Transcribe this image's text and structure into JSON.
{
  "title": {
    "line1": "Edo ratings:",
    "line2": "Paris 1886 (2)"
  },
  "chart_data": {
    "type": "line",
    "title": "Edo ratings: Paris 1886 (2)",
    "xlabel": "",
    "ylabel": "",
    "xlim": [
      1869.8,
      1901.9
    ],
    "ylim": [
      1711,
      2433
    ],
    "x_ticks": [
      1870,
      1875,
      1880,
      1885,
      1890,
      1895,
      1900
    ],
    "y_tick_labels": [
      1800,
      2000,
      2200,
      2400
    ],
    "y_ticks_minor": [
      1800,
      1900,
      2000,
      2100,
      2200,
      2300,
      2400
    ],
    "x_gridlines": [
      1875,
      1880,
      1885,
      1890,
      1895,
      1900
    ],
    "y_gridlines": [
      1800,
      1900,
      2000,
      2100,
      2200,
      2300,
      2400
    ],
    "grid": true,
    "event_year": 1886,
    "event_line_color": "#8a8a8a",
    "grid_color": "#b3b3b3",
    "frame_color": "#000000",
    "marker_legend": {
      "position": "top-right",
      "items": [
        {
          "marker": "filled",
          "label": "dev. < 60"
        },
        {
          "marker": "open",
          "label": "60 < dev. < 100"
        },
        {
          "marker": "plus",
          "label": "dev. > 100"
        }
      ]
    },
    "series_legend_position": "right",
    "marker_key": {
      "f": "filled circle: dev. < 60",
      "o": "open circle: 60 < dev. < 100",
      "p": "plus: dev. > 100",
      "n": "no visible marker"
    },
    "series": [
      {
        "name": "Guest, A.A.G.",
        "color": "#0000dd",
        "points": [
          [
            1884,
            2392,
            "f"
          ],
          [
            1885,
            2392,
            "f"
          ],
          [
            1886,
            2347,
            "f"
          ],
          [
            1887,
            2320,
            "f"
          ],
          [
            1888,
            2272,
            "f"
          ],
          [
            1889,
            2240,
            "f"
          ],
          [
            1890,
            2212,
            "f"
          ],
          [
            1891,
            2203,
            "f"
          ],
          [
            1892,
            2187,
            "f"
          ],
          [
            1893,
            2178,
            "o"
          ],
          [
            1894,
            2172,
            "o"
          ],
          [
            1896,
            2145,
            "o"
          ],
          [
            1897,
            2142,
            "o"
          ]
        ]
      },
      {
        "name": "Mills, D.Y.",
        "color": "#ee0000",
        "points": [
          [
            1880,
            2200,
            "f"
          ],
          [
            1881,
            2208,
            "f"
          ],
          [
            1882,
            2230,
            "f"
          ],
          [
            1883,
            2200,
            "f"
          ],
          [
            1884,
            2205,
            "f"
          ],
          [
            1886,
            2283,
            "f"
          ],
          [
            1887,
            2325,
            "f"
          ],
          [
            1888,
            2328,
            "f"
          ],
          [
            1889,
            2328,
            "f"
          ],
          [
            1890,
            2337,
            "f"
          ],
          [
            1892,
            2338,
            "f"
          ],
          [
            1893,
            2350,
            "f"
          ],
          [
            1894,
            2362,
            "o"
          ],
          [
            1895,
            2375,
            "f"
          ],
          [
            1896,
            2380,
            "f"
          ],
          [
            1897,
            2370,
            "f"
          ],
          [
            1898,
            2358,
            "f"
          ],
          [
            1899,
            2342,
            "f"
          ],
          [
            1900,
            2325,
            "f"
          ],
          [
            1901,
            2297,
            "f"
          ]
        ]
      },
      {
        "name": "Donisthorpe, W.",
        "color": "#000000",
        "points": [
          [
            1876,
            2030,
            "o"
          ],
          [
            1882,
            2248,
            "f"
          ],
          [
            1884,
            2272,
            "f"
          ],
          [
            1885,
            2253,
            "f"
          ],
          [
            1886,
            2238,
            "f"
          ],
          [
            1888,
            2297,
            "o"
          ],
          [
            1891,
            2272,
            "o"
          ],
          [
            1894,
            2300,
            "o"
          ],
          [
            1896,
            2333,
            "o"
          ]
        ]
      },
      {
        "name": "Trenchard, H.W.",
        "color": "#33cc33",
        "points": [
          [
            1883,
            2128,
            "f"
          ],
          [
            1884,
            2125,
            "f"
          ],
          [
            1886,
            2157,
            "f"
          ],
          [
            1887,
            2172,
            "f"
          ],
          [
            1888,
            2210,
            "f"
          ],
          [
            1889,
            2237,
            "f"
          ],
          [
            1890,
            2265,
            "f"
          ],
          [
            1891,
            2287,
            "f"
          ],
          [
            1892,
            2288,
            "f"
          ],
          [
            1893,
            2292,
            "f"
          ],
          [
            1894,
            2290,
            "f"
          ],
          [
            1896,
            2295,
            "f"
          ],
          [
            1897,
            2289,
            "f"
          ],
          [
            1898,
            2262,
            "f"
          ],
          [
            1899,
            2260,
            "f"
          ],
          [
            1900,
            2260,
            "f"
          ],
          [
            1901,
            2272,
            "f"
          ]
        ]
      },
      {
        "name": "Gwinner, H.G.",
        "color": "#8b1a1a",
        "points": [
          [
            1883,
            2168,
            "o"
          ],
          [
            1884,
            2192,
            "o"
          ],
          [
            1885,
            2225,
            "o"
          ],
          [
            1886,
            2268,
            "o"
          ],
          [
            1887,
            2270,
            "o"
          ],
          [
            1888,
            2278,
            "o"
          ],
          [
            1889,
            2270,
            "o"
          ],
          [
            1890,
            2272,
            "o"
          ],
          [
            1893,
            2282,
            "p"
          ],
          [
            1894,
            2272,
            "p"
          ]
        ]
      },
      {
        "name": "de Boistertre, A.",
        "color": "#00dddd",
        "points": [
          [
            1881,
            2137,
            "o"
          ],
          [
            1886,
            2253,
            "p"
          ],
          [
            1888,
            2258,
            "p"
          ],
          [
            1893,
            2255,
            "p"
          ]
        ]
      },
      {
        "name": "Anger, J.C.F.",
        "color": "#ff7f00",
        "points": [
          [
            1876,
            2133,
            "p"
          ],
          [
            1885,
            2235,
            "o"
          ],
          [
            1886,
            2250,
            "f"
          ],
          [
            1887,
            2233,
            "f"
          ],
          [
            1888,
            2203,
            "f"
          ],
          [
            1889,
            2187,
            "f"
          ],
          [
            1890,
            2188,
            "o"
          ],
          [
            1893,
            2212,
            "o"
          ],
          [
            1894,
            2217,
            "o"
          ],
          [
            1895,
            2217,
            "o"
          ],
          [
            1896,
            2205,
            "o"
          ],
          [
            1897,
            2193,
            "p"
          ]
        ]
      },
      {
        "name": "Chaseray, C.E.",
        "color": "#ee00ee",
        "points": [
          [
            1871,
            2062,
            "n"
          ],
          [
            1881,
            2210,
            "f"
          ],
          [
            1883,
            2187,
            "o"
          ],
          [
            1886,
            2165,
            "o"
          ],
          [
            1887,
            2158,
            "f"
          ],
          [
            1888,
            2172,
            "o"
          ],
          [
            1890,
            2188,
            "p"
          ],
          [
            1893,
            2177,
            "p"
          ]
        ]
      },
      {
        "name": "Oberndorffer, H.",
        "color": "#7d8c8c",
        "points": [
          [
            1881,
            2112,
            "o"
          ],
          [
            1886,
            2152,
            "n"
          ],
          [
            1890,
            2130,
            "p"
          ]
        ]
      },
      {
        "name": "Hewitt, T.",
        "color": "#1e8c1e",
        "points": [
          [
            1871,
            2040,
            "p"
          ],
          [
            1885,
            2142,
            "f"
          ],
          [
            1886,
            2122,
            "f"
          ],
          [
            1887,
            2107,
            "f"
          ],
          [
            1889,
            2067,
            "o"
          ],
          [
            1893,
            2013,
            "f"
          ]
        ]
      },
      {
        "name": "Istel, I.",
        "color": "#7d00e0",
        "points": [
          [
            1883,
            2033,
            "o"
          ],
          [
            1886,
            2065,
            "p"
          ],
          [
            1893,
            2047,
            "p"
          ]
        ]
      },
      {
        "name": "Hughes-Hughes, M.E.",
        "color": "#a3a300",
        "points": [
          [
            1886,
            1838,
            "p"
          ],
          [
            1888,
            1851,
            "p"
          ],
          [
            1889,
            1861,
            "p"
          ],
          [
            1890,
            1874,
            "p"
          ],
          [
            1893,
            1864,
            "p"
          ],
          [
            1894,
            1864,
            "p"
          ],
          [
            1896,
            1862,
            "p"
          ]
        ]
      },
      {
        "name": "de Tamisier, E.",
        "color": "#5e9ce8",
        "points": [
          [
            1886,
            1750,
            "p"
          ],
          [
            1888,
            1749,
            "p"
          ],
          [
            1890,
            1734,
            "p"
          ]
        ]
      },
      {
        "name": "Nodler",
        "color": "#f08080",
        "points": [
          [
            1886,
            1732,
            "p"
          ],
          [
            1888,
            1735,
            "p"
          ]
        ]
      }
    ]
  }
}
--- --- ---
◆ Your goal ◆
Using the listing above, return all lines where the word "Paris" occurs.

◆ Output of the exercise ◆
    "line2": "Paris 1886 (2)"
    "title": "Edo ratings: Paris 1886 (2)",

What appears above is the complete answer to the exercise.